PROBLEM TO WORK ON:
Write out all of the entries that follow, word for word, but skip the pictures.
[BEGIN TASK MATERIAL]
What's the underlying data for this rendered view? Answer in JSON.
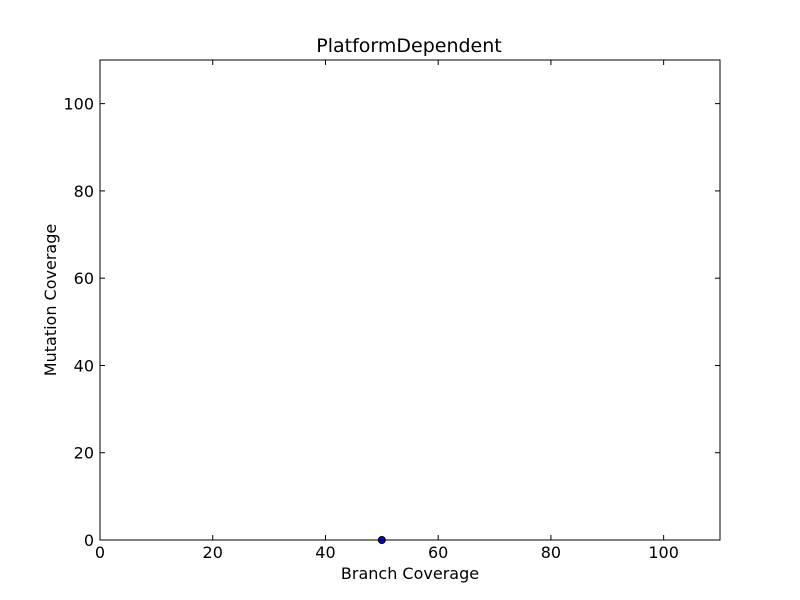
{
  "chart_data": {
    "type": "scatter",
    "title": "PlatformDependent",
    "xlabel": "Branch Coverage",
    "ylabel": "Mutation Coverage",
    "xlim": [
      0,
      110
    ],
    "ylim": [
      0,
      110
    ],
    "x_ticks": [
      "0",
      "20",
      "40",
      "60",
      "80",
      "100"
    ],
    "y_ticks": [
      "0",
      "20",
      "40",
      "60",
      "80",
      "100"
    ],
    "grid": false,
    "legend": "none",
    "series": [
      {
        "color": "#0000ff",
        "points": [
          {
            "x": 50,
            "y": 0
          }
        ]
      }
    ]
  }
}
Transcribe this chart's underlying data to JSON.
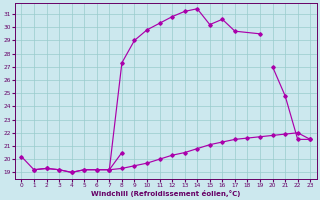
[END TASK MATERIAL]
REPLY:
What's the underlying data for this rendered view? Answer in JSON.
{
  "chart_data": {
    "type": "scatter",
    "title": "PlatformDependent",
    "xlabel": "Branch Coverage",
    "ylabel": "Mutation Coverage",
    "xlim": [
      0,
      110
    ],
    "ylim": [
      0,
      110
    ],
    "x_ticks": [
      "0",
      "20",
      "40",
      "60",
      "80",
      "100"
    ],
    "y_ticks": [
      "0",
      "20",
      "40",
      "60",
      "80",
      "100"
    ],
    "grid": false,
    "legend": "none",
    "series": [
      {
        "color": "#0000ff",
        "points": [
          {
            "x": 50,
            "y": 0
          }
        ]
      }
    ]
  }
}
Transcribe this chart's underlying data to JSON.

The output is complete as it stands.